## Begin Record extracts
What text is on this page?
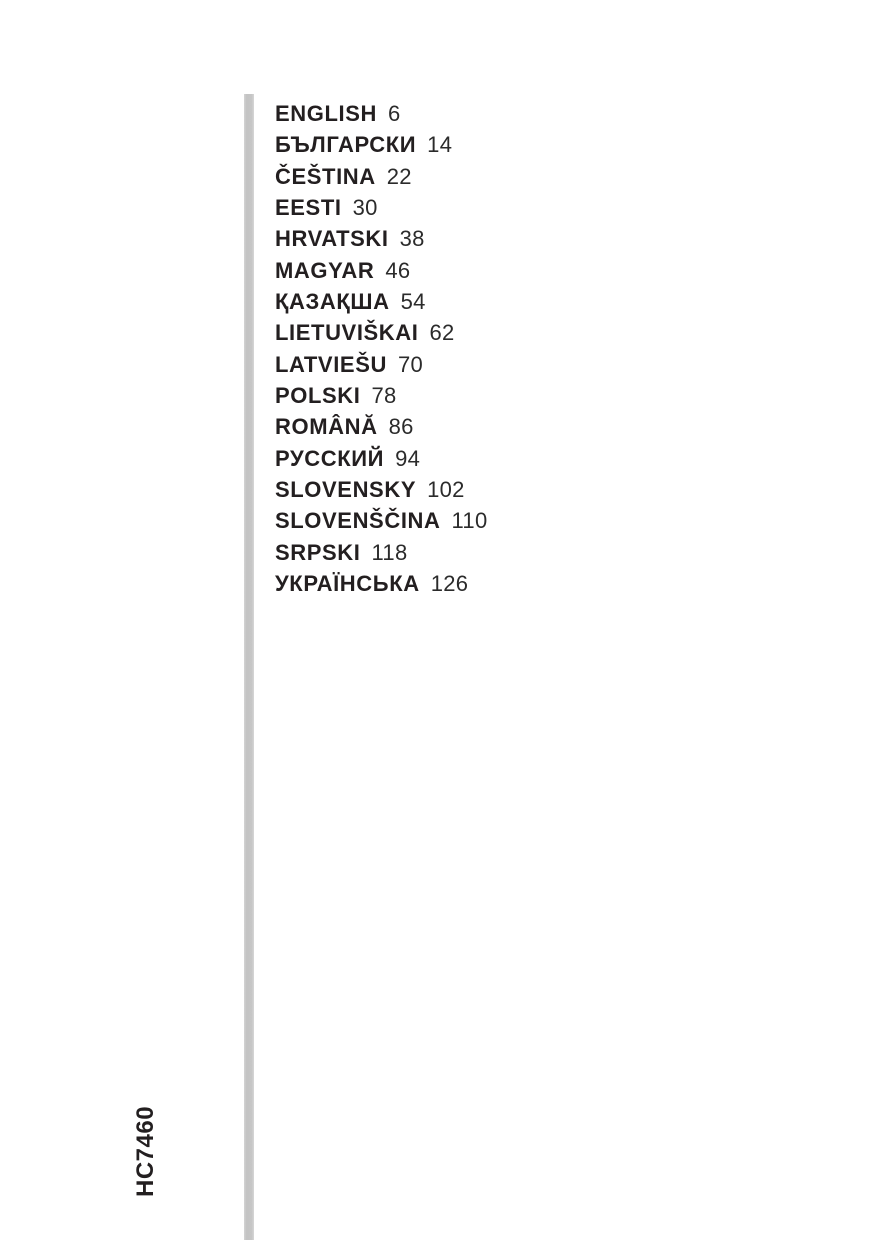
ENGLISH 6
БЪЛГАРСКИ 14
ČEŠTINA 22
EESTI 30
HRVATSKI 38
MAGYAR 46
ҚАЗАҚША 54
LIETUVIŠKAI 62
LATVIEŠU 70
POLSKI 78
ROMÂNĂ 86
РУССКИЙ 94
SLOVENSKY 102
SLOVENŠČINA 110
SRPSKI 118
УКРАЇНСЬКА 126
HC7460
## End Record extracts
Skip the pictures and print each record exactly as it stands.

● **Problem solution**
What text is on this page?
ENGLISH 6
БЪЛГАРСКИ 14
ČEŠTINA 22
EESTI 30
HRVATSKI 38
MAGYAR 46
ҚАЗАҚША 54
LIETUVIŠKAI 62
LATVIEŠU 70
POLSKI 78
ROMÂNĂ 86
РУССКИЙ 94
SLOVENSKY 102
SLOVENŠČINA 110
SRPSKI 118
УКРАЇНСЬКА 126
HC7460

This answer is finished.